Written request: Can you give all the records again without altering a single character?

--- Start ---

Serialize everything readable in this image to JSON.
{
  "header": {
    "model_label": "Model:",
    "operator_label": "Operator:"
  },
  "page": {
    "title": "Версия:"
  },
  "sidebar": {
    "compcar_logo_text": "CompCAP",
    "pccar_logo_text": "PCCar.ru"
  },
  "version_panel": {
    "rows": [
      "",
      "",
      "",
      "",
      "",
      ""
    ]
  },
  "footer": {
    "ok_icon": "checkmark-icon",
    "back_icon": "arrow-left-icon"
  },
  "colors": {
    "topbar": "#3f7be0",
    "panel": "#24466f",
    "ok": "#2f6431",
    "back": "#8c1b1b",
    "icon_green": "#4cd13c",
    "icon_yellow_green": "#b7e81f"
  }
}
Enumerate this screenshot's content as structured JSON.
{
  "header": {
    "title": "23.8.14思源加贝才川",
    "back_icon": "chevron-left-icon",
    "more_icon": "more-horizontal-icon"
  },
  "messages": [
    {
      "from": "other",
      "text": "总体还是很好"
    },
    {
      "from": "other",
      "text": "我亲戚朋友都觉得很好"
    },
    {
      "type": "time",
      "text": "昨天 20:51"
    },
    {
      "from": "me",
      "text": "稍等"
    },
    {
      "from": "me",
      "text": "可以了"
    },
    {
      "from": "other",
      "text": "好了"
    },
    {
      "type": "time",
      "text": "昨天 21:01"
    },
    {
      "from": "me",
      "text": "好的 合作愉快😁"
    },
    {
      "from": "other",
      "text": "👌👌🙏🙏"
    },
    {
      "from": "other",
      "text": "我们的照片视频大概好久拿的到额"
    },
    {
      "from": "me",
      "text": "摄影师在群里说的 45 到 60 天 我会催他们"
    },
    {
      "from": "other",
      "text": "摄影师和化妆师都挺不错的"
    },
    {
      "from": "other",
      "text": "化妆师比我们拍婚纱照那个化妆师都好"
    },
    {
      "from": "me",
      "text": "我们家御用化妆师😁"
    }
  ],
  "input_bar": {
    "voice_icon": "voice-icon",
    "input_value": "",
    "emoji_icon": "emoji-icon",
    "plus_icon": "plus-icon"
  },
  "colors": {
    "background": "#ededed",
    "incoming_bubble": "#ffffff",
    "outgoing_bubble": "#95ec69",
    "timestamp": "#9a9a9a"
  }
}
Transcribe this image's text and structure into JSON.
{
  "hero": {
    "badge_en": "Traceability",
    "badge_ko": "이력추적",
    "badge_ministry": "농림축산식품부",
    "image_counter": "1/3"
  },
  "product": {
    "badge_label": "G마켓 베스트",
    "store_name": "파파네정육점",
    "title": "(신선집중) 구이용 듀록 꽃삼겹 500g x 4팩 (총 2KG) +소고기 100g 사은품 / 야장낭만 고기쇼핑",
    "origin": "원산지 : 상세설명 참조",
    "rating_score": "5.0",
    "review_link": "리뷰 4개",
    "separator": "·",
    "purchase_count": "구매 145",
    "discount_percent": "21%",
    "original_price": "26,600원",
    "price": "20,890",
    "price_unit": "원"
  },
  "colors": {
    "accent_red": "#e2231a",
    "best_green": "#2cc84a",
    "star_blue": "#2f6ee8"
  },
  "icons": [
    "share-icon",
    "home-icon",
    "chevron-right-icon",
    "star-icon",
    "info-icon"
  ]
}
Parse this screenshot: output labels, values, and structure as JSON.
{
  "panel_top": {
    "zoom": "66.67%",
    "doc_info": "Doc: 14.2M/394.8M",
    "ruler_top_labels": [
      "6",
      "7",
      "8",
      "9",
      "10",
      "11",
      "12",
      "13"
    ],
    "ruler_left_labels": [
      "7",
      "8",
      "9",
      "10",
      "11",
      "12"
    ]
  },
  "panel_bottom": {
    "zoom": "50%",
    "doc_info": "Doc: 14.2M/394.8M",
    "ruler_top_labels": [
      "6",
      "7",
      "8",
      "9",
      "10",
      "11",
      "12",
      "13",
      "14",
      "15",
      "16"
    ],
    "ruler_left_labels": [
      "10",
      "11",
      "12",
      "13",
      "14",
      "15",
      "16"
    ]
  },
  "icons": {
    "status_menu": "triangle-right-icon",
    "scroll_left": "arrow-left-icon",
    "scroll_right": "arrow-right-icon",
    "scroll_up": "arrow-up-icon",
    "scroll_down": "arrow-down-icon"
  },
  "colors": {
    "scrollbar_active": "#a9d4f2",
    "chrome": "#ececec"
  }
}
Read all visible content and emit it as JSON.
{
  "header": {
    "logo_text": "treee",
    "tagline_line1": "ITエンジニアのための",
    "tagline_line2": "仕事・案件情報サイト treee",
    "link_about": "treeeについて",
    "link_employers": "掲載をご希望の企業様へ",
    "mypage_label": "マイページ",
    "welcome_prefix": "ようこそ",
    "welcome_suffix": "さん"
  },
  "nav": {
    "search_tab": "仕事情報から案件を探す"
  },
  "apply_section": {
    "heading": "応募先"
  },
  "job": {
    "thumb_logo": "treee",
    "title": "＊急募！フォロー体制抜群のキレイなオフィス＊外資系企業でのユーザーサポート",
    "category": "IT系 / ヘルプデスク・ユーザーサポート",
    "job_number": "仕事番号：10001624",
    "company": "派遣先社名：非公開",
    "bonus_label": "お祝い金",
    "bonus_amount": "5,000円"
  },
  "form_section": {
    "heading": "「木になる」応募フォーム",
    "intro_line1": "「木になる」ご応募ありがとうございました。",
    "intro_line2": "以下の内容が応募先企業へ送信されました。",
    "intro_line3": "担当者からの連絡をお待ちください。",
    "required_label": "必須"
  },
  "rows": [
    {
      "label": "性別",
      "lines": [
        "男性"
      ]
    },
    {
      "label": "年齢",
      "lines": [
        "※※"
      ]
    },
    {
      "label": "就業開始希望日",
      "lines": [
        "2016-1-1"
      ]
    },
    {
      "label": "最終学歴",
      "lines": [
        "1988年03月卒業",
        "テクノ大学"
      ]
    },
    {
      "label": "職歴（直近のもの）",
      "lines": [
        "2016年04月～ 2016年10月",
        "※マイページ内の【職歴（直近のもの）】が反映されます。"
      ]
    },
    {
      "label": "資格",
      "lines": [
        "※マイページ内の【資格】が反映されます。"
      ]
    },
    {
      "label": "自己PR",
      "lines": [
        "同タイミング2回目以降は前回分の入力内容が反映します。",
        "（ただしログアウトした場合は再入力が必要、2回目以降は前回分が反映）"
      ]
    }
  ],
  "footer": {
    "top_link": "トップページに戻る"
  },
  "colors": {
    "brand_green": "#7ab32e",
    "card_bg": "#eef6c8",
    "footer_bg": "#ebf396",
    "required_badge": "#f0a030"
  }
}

--- End ---

Output of the exercise:
Serialize everything readable in this image to JSON.
{
  "header": {
    "model_label": "Model:",
    "operator_label": "Operator:"
  },
  "page": {
    "title": "Версия:"
  },
  "sidebar": {
    "compcar_logo_text": "CompCAP",
    "pccar_logo_text": "PCCar.ru"
  },
  "version_panel": {
    "rows": [
      "",
      "",
      "",
      "",
      "",
      ""
    ]
  },
  "footer": {
    "ok_icon": "checkmark-icon",
    "back_icon": "arrow-left-icon"
  },
  "colors": {
    "topbar": "#3f7be0",
    "panel": "#24466f",
    "ok": "#2f6431",
    "back": "#8c1b1b",
    "icon_green": "#4cd13c",
    "icon_yellow_green": "#b7e81f"
  }
}
Enumerate this screenshot's content as structured JSON.
{
  "header": {
    "title": "23.8.14思源加贝才川",
    "back_icon": "chevron-left-icon",
    "more_icon": "more-horizontal-icon"
  },
  "messages": [
    {
      "from": "other",
      "text": "总体还是很好"
    },
    {
      "from": "other",
      "text": "我亲戚朋友都觉得很好"
    },
    {
      "type": "time",
      "text": "昨天 20:51"
    },
    {
      "from": "me",
      "text": "稍等"
    },
    {
      "from": "me",
      "text": "可以了"
    },
    {
      "from": "other",
      "text": "好了"
    },
    {
      "type": "time",
      "text": "昨天 21:01"
    },
    {
      "from": "me",
      "text": "好的 合作愉快😁"
    },
    {
      "from": "other",
      "text": "👌👌🙏🙏"
    },
    {
      "from": "other",
      "text": "我们的照片视频大概好久拿的到额"
    },
    {
      "from": "me",
      "text": "摄影师在群里说的 45 到 60 天 我会催他们"
    },
    {
      "from": "other",
      "text": "摄影师和化妆师都挺不错的"
    },
    {
      "from": "other",
      "text": "化妆师比我们拍婚纱照那个化妆师都好"
    },
    {
      "from": "me",
      "text": "我们家御用化妆师😁"
    }
  ],
  "input_bar": {
    "voice_icon": "voice-icon",
    "input_value": "",
    "emoji_icon": "emoji-icon",
    "plus_icon": "plus-icon"
  },
  "colors": {
    "background": "#ededed",
    "incoming_bubble": "#ffffff",
    "outgoing_bubble": "#95ec69",
    "timestamp": "#9a9a9a"
  }
}
Transcribe this image's text and structure into JSON.
{
  "hero": {
    "badge_en": "Traceability",
    "badge_ko": "이력추적",
    "badge_ministry": "농림축산식품부",
    "image_counter": "1/3"
  },
  "product": {
    "badge_label": "G마켓 베스트",
    "store_name": "파파네정육점",
    "title": "(신선집중) 구이용 듀록 꽃삼겹 500g x 4팩 (총 2KG) +소고기 100g 사은품 / 야장낭만 고기쇼핑",
    "origin": "원산지 : 상세설명 참조",
    "rating_score": "5.0",
    "review_link": "리뷰 4개",
    "separator": "·",
    "purchase_count": "구매 145",
    "discount_percent": "21%",
    "original_price": "26,600원",
    "price": "20,890",
    "price_unit": "원"
  },
  "colors": {
    "accent_red": "#e2231a",
    "best_green": "#2cc84a",
    "star_blue": "#2f6ee8"
  },
  "icons": [
    "share-icon",
    "home-icon",
    "chevron-right-icon",
    "star-icon",
    "info-icon"
  ]
}
Parse this screenshot: output labels, values, and structure as JSON.
{
  "panel_top": {
    "zoom": "66.67%",
    "doc_info": "Doc: 14.2M/394.8M",
    "ruler_top_labels": [
      "6",
      "7",
      "8",
      "9",
      "10",
      "11",
      "12",
      "13"
    ],
    "ruler_left_labels": [
      "7",
      "8",
      "9",
      "10",
      "11",
      "12"
    ]
  },
  "panel_bottom": {
    "zoom": "50%",
    "doc_info": "Doc: 14.2M/394.8M",
    "ruler_top_labels": [
      "6",
      "7",
      "8",
      "9",
      "10",
      "11",
      "12",
      "13",
      "14",
      "15",
      "16"
    ],
    "ruler_left_labels": [
      "10",
      "11",
      "12",
      "13",
      "14",
      "15",
      "16"
    ]
  },
  "icons": {
    "status_menu": "triangle-right-icon",
    "scroll_left": "arrow-left-icon",
    "scroll_right": "arrow-right-icon",
    "scroll_up": "arrow-up-icon",
    "scroll_down": "arrow-down-icon"
  },
  "colors": {
    "scrollbar_active": "#a9d4f2",
    "chrome": "#ececec"
  }
}
Read all visible content and emit it as JSON.
{
  "header": {
    "logo_text": "treee",
    "tagline_line1": "ITエンジニアのための",
    "tagline_line2": "仕事・案件情報サイト treee",
    "link_about": "treeeについて",
    "link_employers": "掲載をご希望の企業様へ",
    "mypage_label": "マイページ",
    "welcome_prefix": "ようこそ",
    "welcome_suffix": "さん"
  },
  "nav": {
    "search_tab": "仕事情報から案件を探す"
  },
  "apply_section": {
    "heading": "応募先"
  },
  "job": {
    "thumb_logo": "treee",
    "title": "＊急募！フォロー体制抜群のキレイなオフィス＊外資系企業でのユーザーサポート",
    "category": "IT系 / ヘルプデスク・ユーザーサポート",
    "job_number": "仕事番号：10001624",
    "company": "派遣先社名：非公開",
    "bonus_label": "お祝い金",
    "bonus_amount": "5,000円"
  },
  "form_section": {
    "heading": "「木になる」応募フォーム",
    "intro_line1": "「木になる」ご応募ありがとうございました。",
    "intro_line2": "以下の内容が応募先企業へ送信されました。",
    "intro_line3": "担当者からの連絡をお待ちください。",
    "required_label": "必須"
  },
  "rows": [
    {
      "label": "性別",
      "lines": [
        "男性"
      ]
    },
    {
      "label": "年齢",
      "lines": [
        "※※"
      ]
    },
    {
      "label": "就業開始希望日",
      "lines": [
        "2016-1-1"
      ]
    },
    {
      "label": "最終学歴",
      "lines": [
        "1988年03月卒業",
        "テクノ大学"
      ]
    },
    {
      "label": "職歴（直近のもの）",
      "lines": [
        "2016年04月～ 2016年10月",
        "※マイページ内の【職歴（直近のもの）】が反映されます。"
      ]
    },
    {
      "label": "資格",
      "lines": [
        "※マイページ内の【資格】が反映されます。"
      ]
    },
    {
      "label": "自己PR",
      "lines": [
        "同タイミング2回目以降は前回分の入力内容が反映します。",
        "（ただしログアウトした場合は再入力が必要、2回目以降は前回分が反映）"
      ]
    }
  ],
  "footer": {
    "top_link": "トップページに戻る"
  },
  "colors": {
    "brand_green": "#7ab32e",
    "card_bg": "#eef6c8",
    "footer_bg": "#ebf396",
    "required_badge": "#f0a030"
  }
}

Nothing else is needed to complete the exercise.